• Directions:
Of the lines in this material, how many contain "Yoga"? Answer with a single number only.

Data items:
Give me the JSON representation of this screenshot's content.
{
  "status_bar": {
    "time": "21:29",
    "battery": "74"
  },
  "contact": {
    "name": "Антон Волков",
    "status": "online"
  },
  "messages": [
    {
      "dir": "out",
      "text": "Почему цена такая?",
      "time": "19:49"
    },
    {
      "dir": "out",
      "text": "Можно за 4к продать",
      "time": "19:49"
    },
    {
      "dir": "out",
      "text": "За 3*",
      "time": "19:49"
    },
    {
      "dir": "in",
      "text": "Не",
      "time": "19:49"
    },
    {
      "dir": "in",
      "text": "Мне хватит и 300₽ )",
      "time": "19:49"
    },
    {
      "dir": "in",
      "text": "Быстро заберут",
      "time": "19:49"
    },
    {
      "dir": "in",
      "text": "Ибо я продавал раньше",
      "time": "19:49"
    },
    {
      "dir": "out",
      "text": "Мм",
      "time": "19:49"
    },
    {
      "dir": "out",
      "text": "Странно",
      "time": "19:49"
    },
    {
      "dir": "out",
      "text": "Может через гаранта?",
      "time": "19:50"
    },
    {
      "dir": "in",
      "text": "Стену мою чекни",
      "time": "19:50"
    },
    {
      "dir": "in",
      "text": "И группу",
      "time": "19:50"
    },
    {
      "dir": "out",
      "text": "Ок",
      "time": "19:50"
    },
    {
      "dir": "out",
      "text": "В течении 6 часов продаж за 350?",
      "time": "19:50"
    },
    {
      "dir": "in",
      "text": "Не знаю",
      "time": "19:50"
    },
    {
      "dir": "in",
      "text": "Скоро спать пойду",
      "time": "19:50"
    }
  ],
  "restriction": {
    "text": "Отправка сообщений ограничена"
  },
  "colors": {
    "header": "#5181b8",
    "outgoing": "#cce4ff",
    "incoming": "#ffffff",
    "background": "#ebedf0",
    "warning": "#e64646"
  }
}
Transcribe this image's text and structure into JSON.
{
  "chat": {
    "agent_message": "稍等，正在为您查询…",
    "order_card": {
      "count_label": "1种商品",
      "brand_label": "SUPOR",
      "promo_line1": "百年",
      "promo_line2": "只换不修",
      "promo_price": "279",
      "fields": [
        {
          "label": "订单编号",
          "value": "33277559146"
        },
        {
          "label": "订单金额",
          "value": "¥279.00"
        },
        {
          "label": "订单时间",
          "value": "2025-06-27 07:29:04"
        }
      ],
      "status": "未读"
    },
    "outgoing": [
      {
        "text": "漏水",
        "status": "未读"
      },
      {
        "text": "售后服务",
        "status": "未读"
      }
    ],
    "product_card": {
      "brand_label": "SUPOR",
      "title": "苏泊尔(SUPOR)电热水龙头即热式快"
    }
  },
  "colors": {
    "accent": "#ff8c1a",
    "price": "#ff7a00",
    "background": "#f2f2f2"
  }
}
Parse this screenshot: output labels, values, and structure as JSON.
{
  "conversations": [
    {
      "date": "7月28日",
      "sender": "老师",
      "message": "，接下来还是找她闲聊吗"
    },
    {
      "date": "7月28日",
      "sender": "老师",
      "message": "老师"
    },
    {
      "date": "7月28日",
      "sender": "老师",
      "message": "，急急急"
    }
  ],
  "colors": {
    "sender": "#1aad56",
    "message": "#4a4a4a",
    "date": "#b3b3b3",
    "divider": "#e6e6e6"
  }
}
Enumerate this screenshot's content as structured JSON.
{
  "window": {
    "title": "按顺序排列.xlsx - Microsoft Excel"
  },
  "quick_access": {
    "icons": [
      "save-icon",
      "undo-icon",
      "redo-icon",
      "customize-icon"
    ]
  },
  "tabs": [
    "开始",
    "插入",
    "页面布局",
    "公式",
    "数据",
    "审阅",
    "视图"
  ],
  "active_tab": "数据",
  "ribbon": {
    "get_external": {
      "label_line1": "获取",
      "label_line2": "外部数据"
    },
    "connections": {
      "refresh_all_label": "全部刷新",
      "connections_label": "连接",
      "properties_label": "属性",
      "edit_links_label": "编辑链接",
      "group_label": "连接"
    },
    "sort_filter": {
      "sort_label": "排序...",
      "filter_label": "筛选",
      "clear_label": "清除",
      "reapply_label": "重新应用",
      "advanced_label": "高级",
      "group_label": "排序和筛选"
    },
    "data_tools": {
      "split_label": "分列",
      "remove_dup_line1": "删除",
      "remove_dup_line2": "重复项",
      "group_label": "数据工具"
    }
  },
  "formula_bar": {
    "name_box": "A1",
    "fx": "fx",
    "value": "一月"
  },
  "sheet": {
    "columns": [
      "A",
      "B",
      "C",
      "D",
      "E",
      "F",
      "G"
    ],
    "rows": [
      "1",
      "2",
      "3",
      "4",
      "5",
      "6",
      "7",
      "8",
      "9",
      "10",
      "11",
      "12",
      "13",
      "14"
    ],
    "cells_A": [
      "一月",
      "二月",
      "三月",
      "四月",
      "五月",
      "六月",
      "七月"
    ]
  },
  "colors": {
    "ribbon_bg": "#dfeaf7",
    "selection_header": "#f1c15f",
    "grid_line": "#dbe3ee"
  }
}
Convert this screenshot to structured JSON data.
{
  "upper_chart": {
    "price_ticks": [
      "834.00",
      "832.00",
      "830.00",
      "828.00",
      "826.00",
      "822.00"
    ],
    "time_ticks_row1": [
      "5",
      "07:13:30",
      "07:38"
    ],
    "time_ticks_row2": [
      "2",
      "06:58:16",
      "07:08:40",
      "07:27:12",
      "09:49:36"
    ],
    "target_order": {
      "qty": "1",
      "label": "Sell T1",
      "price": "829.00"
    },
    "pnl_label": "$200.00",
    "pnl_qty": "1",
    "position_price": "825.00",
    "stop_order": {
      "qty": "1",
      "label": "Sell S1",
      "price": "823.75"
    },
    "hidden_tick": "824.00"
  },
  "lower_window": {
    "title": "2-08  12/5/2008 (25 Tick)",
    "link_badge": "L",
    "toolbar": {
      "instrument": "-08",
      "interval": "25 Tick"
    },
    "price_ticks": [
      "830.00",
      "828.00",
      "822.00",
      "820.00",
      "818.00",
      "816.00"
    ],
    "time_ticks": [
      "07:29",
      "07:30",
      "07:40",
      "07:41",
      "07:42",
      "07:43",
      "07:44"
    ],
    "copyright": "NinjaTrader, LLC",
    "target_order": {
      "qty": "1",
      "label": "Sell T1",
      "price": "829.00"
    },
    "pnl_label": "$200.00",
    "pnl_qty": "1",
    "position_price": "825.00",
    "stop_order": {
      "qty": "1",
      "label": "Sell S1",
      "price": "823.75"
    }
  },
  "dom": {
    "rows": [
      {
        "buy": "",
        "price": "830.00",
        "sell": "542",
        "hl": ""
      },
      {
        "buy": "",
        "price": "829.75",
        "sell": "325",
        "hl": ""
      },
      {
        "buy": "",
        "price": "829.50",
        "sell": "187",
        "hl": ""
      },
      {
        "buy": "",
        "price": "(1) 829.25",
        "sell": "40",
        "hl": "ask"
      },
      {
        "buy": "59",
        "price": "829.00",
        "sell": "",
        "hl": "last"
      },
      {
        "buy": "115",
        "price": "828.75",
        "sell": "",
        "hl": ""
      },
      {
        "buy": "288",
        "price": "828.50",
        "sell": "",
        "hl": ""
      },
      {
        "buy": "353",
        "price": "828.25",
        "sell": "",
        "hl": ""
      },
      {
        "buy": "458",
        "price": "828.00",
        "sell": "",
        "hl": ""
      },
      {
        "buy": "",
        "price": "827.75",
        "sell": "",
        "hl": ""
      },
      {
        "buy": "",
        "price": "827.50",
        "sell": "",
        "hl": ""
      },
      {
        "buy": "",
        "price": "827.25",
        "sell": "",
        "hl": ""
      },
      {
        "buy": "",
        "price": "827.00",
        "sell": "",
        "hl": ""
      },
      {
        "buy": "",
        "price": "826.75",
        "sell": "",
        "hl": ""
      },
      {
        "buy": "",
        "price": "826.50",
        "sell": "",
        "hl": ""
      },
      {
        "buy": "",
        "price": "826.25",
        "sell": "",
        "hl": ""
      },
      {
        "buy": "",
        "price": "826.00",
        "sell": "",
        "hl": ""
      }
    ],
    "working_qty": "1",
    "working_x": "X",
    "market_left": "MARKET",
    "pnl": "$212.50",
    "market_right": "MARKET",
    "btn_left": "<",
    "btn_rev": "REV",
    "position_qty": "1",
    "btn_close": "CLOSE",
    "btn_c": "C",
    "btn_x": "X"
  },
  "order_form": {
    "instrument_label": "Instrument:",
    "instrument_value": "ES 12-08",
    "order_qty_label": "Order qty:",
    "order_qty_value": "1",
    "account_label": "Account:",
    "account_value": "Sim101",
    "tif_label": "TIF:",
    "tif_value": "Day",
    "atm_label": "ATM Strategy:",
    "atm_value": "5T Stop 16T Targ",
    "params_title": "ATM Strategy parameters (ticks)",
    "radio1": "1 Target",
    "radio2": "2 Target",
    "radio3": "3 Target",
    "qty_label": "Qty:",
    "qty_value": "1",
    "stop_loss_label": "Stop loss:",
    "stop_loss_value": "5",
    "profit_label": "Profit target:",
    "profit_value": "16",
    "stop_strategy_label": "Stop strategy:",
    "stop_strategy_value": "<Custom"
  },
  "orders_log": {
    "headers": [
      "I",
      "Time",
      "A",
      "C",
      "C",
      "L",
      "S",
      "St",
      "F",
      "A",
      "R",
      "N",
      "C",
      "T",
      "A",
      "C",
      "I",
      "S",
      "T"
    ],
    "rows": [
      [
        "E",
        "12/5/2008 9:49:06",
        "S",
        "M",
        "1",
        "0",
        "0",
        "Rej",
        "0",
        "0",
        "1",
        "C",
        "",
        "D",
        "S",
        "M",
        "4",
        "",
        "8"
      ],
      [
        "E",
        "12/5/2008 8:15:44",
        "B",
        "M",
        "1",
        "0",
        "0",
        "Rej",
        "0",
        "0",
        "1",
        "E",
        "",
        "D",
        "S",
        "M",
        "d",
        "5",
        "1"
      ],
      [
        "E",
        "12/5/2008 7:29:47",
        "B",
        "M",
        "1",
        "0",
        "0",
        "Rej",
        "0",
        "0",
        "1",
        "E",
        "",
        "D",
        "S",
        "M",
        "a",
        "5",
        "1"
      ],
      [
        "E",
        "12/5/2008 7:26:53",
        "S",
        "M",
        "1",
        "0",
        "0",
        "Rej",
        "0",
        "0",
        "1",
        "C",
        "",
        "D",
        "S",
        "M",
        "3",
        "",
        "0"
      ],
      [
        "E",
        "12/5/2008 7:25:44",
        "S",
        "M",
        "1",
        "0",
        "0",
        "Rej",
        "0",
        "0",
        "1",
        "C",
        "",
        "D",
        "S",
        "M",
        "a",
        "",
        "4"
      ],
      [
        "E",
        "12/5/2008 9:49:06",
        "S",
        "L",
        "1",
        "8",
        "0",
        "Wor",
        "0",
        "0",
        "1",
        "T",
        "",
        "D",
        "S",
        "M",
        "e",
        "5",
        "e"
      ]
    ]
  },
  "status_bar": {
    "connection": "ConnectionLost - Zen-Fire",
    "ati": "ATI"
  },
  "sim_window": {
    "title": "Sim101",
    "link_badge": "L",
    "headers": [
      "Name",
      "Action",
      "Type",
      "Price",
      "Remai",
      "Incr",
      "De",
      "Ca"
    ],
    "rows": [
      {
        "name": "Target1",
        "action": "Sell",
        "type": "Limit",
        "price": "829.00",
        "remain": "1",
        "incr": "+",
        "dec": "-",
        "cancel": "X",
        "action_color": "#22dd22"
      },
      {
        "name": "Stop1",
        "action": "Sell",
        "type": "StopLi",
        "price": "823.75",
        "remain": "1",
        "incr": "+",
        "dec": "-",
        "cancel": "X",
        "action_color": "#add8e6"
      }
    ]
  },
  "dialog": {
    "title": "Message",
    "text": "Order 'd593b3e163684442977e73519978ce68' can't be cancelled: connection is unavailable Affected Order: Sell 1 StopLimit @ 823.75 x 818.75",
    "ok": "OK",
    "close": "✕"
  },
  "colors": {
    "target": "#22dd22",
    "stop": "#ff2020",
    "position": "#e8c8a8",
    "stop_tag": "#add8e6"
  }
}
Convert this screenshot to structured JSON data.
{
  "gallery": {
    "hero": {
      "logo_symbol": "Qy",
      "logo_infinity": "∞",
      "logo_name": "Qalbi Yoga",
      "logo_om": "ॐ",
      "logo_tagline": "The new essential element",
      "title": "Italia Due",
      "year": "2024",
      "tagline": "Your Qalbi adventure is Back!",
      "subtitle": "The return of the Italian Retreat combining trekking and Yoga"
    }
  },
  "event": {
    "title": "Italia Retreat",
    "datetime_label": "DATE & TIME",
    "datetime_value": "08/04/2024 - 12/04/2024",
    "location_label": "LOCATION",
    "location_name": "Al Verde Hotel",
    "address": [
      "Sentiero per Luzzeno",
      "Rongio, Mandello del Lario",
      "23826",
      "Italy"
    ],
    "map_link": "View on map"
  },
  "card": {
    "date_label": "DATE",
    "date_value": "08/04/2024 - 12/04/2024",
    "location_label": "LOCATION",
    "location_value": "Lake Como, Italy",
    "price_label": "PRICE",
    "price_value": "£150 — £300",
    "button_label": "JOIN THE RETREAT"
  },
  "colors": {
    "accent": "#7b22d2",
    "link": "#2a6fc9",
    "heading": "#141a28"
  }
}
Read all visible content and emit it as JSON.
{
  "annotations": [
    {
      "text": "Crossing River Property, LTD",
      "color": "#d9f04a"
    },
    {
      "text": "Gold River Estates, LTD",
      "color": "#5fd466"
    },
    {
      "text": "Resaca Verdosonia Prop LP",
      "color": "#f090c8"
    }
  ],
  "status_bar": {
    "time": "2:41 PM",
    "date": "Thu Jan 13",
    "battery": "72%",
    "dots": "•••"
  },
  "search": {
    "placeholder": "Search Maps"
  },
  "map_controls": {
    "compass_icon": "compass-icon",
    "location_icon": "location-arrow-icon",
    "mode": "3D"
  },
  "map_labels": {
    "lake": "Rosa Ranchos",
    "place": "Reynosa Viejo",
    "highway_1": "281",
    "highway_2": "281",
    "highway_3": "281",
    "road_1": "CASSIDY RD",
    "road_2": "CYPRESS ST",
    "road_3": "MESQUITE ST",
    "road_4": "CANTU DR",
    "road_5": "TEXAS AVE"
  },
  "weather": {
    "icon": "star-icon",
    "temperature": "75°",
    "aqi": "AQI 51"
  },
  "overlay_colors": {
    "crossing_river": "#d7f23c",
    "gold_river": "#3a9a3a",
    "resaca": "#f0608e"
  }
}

• Solution to this task:
2